Simple vs Easy. 3 quotes. Your eating is out of control.

Hey hey!

Hope your weekend is going well. Mine’s been a blast so far. I had a fun time coaching yesterday morning, and also had the chance to hang out with some of my favourite students at lunch and see them outside of class. And chilled, watched some football. And that's just yesterday!

Enough about me. On to the 3 things for this week.

  • Simple or Easy. What if we make 4 quadrants from there, copying Coach Dan John’s framework for viewing things, and see where it gets us?

  • 3 quotes, featuring Jiddu Krishnamurti, Derren Brown, Carl Rogers.

  • Is your eating out of control? Is that the problem? Or is the problem elsewhere? Let’s find out.


The Simple and Easy in 4 quadrants

We are wired differently. Certain things are more in tune with our unsaid preferences and prejudices that we find straightforward to comply with. Most times, it has very little to do with the actual task.

A few of you found sitting at a desk and listening to a teacher easy. Writing exams was simple. A few of you found sitting at a desk impossible, let alone paying attention. You froze when you wrote exams even though your prep was exceptional.

It happens.

Using simple and easy, I want to walk you through 4 quadrants.

Simple: not complex or fancy.

Easy: requiring or indicating little effort, thought, or reflection.

Saved data
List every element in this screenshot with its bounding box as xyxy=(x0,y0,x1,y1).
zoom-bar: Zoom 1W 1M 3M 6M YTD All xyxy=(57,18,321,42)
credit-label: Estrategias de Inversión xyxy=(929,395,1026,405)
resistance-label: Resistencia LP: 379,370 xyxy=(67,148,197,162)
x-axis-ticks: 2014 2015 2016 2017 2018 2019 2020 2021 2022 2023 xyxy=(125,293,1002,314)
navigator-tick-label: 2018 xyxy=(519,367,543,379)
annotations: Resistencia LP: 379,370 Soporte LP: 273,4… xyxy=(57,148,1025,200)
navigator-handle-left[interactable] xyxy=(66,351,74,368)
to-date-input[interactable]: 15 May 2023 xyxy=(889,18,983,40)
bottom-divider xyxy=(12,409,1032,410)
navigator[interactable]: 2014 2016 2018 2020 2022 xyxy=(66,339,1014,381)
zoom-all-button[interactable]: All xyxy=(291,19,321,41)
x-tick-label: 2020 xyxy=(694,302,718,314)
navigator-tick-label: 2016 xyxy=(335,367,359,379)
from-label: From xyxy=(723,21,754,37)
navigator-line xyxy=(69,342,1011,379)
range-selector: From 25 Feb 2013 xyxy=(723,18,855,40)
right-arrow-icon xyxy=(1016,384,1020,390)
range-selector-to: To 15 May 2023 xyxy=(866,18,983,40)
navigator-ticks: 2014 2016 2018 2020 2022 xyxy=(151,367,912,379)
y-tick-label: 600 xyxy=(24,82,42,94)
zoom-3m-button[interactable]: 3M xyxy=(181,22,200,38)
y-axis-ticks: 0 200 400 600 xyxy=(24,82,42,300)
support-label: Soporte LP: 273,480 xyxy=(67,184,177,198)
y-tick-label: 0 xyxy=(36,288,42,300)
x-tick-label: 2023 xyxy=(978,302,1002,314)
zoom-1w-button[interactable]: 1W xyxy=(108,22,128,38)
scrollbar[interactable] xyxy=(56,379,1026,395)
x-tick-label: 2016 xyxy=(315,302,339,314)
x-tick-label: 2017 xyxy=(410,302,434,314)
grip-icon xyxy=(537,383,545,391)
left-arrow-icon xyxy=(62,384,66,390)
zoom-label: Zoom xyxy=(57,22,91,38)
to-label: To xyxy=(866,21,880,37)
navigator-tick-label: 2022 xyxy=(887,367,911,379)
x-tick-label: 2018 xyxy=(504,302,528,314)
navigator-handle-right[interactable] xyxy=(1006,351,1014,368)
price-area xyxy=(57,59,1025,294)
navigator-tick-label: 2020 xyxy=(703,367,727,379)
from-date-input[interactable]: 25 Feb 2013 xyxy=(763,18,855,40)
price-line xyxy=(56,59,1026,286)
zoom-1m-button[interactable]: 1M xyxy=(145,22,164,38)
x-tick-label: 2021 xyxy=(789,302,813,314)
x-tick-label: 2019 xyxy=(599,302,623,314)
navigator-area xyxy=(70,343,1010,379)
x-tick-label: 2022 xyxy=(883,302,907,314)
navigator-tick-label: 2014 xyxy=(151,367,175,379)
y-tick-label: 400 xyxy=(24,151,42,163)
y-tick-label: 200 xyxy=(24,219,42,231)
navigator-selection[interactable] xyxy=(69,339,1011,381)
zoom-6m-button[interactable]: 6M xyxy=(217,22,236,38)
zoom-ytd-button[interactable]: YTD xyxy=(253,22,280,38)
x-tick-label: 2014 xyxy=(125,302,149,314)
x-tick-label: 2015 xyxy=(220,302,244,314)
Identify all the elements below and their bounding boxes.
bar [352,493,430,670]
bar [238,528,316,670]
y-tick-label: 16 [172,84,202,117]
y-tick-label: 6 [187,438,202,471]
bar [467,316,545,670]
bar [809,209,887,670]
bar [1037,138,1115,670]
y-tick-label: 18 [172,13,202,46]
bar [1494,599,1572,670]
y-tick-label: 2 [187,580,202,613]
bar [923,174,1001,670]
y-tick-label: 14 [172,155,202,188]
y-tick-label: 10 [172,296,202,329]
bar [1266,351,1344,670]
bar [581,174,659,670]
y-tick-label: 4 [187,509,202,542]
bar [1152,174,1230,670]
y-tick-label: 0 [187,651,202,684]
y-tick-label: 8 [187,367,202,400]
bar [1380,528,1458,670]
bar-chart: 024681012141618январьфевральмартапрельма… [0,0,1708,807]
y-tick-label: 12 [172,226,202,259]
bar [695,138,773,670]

DESCRIPTION OF THE TASK
Could you continue the passage on simple versus easy from the point where it stops? Nothing in the records is needed here.

ANSWER SPACE
What I've seen is the less thought that's required to do something, the lower the barrier for entry. The less thinking and the more "Do This!" there is, the better the compliance and adoption.

Certain things are simple. Certain things are easy. Some are both. Some are neither. Understanding which quadrant they fall into will help you figure out what to dabble in and try out. And most of us will progress from Quadrant 1 to 2 to 3 to 4. A few might be able to make the jump directly to Q3 but that's dependent on some innate wiring going on already.

Quadrant 1: Simple + Easy

Walking.

It is simple. And easy. There's minimal skill requirement. There's minimal thought requirement i.e. what am I supposed to do and how am I supposed to do it.

Machine-based work at the gym falls here too. The machines have a low barrier to entry. It is hard to do them wrong.

Quadrant 2: Not Simple + Easy

Most diets fall here. Because of their strictly defined nature, it is easy to know what to do. It is easy to know when you've made a mistake.

Calorie counting seems to fall over here. It is tedious, requires a high level of detail, and it is beyond me to do it for longer than a week. But there are so many apps out there that make it easy for you to do.

Diets are clearly defined, thus requiring minimal thought. The effort involved is high but seems very doable for most beginners. They tend to be a bit complex, involving the removal of a food group or a lot of foodstuffs.

Once you get the hang of it, it gets even easier. But it does not get simpler - because there's a lot of complexity involved in navigating life. A ketogenic diet, for example, is not an easy diet to follow. Even a low-carb diet makes it hard and awkward in social situations. It is easy to follow but not simple at all.

Quadrant 3: Simple + Not Easy

The Daily9 system falls here. It requires you to know a lot more about your food, it requires you to eat a minimum amount of protein and vegetables. It requires you to get your sleep going. None of these is easy. For someone who has not eaten vegetables, upping the quotient is not an easy process.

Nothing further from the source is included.